__What the task asks__:
Print every entry word for word, but omit the pictures.
^^^^
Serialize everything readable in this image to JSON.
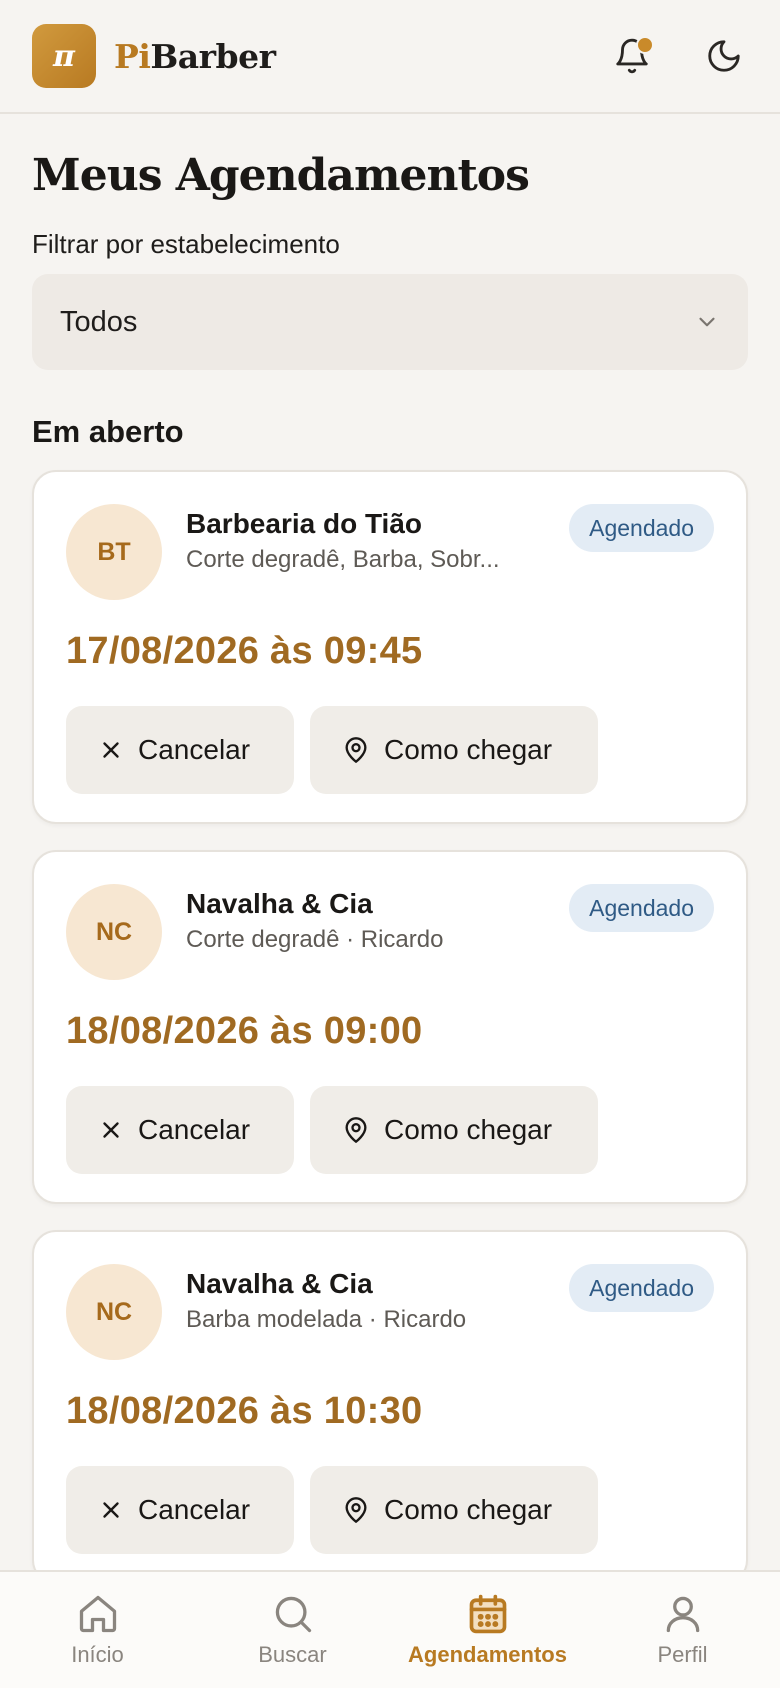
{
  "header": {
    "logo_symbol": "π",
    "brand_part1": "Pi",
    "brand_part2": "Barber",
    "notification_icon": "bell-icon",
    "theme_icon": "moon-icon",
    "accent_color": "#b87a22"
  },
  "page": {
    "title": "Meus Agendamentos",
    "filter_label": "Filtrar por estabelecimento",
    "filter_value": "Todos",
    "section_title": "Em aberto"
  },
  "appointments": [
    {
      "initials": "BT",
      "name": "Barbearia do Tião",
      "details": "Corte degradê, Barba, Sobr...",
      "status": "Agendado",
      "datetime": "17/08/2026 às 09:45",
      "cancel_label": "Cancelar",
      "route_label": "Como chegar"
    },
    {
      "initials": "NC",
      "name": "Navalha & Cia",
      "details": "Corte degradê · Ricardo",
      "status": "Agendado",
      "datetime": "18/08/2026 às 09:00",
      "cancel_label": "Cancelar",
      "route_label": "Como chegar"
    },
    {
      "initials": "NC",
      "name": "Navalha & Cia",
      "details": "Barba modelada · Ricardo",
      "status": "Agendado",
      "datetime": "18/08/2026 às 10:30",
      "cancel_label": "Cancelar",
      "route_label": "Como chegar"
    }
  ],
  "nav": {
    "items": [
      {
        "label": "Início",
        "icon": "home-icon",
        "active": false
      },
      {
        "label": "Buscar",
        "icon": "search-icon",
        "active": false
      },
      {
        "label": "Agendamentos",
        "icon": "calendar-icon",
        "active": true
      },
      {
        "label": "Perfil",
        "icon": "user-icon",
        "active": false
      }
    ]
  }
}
^^^^
__Exercise result__:
Serialize everything readable in this image to JSON.
{
  "header": {
    "logo_symbol": "π",
    "brand_part1": "Pi",
    "brand_part2": "Barber",
    "notification_icon": "bell-icon",
    "theme_icon": "moon-icon",
    "accent_color": "#b87a22"
  },
  "page": {
    "title": "Meus Agendamentos",
    "filter_label": "Filtrar por estabelecimento",
    "filter_value": "Todos",
    "section_title": "Em aberto"
  },
  "appointments": [
    {
      "initials": "BT",
      "name": "Barbearia do Tião",
      "details": "Corte degradê, Barba, Sobr...",
      "status": "Agendado",
      "datetime": "17/08/2026 às 09:45",
      "cancel_label": "Cancelar",
      "route_label": "Como chegar"
    },
    {
      "initials": "NC",
      "name": "Navalha & Cia",
      "details": "Corte degradê · Ricardo",
      "status": "Agendado",
      "datetime": "18/08/2026 às 09:00",
      "cancel_label": "Cancelar",
      "route_label": "Como chegar"
    },
    {
      "initials": "NC",
      "name": "Navalha & Cia",
      "details": "Barba modelada · Ricardo",
      "status": "Agendado",
      "datetime": "18/08/2026 às 10:30",
      "cancel_label": "Cancelar",
      "route_label": "Como chegar"
    }
  ],
  "nav": {
    "items": [
      {
        "label": "Início",
        "icon": "home-icon",
        "active": false
      },
      {
        "label": "Buscar",
        "icon": "search-icon",
        "active": false
      },
      {
        "label": "Agendamentos",
        "icon": "calendar-icon",
        "active": true
      },
      {
        "label": "Perfil",
        "icon": "user-icon",
        "active": false
      }
    ]
  }
}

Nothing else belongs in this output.